- **Job**
Return each line of the material verbatim.

Excerpt from a dataset:
================
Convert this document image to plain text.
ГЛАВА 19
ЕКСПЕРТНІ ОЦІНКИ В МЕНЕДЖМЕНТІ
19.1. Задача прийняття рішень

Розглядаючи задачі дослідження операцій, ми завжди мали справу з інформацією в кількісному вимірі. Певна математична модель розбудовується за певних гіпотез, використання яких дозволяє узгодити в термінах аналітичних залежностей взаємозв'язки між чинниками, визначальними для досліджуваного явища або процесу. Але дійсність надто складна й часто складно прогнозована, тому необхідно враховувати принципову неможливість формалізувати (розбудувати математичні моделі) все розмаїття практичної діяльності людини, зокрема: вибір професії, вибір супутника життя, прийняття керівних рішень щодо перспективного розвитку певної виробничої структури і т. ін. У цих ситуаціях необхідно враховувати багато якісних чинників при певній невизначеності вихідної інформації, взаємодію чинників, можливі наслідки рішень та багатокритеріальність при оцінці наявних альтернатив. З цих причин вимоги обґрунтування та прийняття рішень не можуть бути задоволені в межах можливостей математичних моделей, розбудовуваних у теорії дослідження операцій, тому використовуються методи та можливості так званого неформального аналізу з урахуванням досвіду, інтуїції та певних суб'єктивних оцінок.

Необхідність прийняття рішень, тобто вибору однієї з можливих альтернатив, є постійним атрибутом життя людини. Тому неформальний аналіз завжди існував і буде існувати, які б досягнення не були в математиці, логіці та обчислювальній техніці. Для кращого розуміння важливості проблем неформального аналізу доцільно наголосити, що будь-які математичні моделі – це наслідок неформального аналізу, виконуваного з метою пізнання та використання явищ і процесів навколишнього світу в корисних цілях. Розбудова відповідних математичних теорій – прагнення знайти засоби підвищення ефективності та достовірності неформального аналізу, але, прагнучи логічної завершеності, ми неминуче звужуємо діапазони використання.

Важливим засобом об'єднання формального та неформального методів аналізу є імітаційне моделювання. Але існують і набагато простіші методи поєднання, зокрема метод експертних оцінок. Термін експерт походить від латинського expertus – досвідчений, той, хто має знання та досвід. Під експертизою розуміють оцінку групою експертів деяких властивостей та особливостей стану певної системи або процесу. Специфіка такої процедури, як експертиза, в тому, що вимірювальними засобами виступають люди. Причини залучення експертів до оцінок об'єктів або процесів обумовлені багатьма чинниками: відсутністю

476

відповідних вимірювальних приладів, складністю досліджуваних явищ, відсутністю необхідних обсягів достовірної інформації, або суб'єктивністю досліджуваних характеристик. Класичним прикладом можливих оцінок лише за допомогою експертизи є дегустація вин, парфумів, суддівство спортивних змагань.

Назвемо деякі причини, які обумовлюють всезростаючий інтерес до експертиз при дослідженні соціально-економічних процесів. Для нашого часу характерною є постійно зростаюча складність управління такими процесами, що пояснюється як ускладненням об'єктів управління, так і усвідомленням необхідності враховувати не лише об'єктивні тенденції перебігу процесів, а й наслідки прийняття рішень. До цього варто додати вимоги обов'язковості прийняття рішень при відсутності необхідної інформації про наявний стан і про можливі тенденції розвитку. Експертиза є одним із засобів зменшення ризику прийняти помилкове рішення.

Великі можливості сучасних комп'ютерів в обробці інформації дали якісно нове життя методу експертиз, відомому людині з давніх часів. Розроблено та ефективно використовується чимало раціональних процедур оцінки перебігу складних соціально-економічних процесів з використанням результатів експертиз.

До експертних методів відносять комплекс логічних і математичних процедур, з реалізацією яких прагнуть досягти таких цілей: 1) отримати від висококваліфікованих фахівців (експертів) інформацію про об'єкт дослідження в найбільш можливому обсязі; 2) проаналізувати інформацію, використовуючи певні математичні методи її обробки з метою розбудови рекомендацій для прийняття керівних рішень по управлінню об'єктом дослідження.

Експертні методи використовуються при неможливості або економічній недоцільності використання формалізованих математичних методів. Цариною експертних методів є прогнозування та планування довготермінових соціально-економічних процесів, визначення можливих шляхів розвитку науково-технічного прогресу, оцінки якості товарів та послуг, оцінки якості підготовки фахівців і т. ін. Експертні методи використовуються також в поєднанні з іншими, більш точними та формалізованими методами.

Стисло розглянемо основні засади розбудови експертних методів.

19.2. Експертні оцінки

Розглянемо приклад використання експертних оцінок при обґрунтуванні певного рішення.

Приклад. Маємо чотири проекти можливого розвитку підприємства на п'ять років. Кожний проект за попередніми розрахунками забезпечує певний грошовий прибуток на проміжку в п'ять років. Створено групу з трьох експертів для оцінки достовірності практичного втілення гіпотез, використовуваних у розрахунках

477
================
- **Result of this task**
Convert this document image to plain text.
ГЛАВА 19
ЕКСПЕРТНІ ОЦІНКИ В МЕНЕДЖМЕНТІ
19.1. Задача прийняття рішень

Розглядаючи задачі дослідження операцій, ми завжди мали справу з інформацією в кількісному вимірі. Певна математична модель розбудовується за певних гіпотез, використання яких дозволяє узгодити в термінах аналітичних залежностей взаємозв'язки між чинниками, визначальними для досліджуваного явища або процесу. Але дійсність надто складна й часто складно прогнозована, тому необхідно враховувати принципову неможливість формалізувати (розбудувати математичні моделі) все розмаїття практичної діяльності людини, зокрема: вибір професії, вибір супутника життя, прийняття керівних рішень щодо перспективного розвитку певної виробничої структури і т. ін. У цих ситуаціях необхідно враховувати багато якісних чинників при певній невизначеності вихідної інформації, взаємодію чинників, можливі наслідки рішень та багатокритеріальність при оцінці наявних альтернатив. З цих причин вимоги обґрунтування та прийняття рішень не можуть бути задоволені в межах можливостей математичних моделей, розбудовуваних у теорії дослідження операцій, тому використовуються методи та можливості так званого неформального аналізу з урахуванням досвіду, інтуїції та певних суб'єктивних оцінок.

Необхідність прийняття рішень, тобто вибору однієї з можливих альтернатив, є постійним атрибутом життя людини. Тому неформальний аналіз завжди існував і буде існувати, які б досягнення не були в математиці, логіці та обчислювальній техніці. Для кращого розуміння важливості проблем неформального аналізу доцільно наголосити, що будь-які математичні моделі – це наслідок неформального аналізу, виконуваного з метою пізнання та використання явищ і процесів навколишнього світу в корисних цілях. Розбудова відповідних математичних теорій – прагнення знайти засоби підвищення ефективності та достовірності неформального аналізу, але, прагнучи логічної завершеності, ми неминуче звужуємо діапазони використання.

Важливим засобом об'єднання формального та неформального методів аналізу є імітаційне моделювання. Але існують і набагато простіші методи поєднання, зокрема метод експертних оцінок. Термін експерт походить від латинського expertus – досвідчений, той, хто має знання та досвід. Під експертизою розуміють оцінку групою експертів деяких властивостей та особливостей стану певної системи або процесу. Специфіка такої процедури, як експертиза, в тому, що вимірювальними засобами виступають люди. Причини залучення експертів до оцінок об'єктів або процесів обумовлені багатьма чинниками: відсутністю

476

відповідних вимірювальних приладів, складністю досліджуваних явищ, відсутністю необхідних обсягів достовірної інформації, або суб'єктивністю досліджуваних характеристик. Класичним прикладом можливих оцінок лише за допомогою експертизи є дегустація вин, парфумів, суддівство спортивних змагань.

Назвемо деякі причини, які обумовлюють всезростаючий інтерес до експертиз при дослідженні соціально-економічних процесів. Для нашого часу характерною є постійно зростаюча складність управління такими процесами, що пояснюється як ускладненням об'єктів управління, так і усвідомленням необхідності враховувати не лише об'єктивні тенденції перебігу процесів, а й наслідки прийняття рішень. До цього варто додати вимоги обов'язковості прийняття рішень при відсутності необхідної інформації про наявний стан і про можливі тенденції розвитку. Експертиза є одним із засобів зменшення ризику прийняти помилкове рішення.

Великі можливості сучасних комп'ютерів в обробці інформації дали якісно нове життя методу експертиз, відомому людині з давніх часів. Розроблено та ефективно використовується чимало раціональних процедур оцінки перебігу складних соціально-економічних процесів з використанням результатів експертиз.

До експертних методів відносять комплекс логічних і математичних процедур, з реалізацією яких прагнуть досягти таких цілей: 1) отримати від висококваліфікованих фахівців (експертів) інформацію про об'єкт дослідження в найбільш можливому обсязі; 2) проаналізувати інформацію, використовуючи певні математичні методи її обробки з метою розбудови рекомендацій для прийняття керівних рішень по управлінню об'єктом дослідження.

Експертні методи використовуються при неможливості або економічній недоцільності використання формалізованих математичних методів. Цариною експертних методів є прогнозування та планування довготермінових соціально-економічних процесів, визначення можливих шляхів розвитку науково-технічного прогресу, оцінки якості товарів та послуг, оцінки якості підготовки фахівців і т. ін. Експертні методи використовуються також в поєднанні з іншими, більш точними та формалізованими методами.

Стисло розглянемо основні засади розбудови експертних методів.

19.2. Експертні оцінки

Розглянемо приклад використання експертних оцінок при обґрунтуванні певного рішення.

Приклад. Маємо чотири проекти можливого розвитку підприємства на п'ять років. Кожний проект за попередніми розрахунками забезпечує певний грошовий прибуток на проміжку в п'ять років. Створено групу з трьох експертів для оцінки достовірності практичного втілення гіпотез, використовуваних у розрахунках

477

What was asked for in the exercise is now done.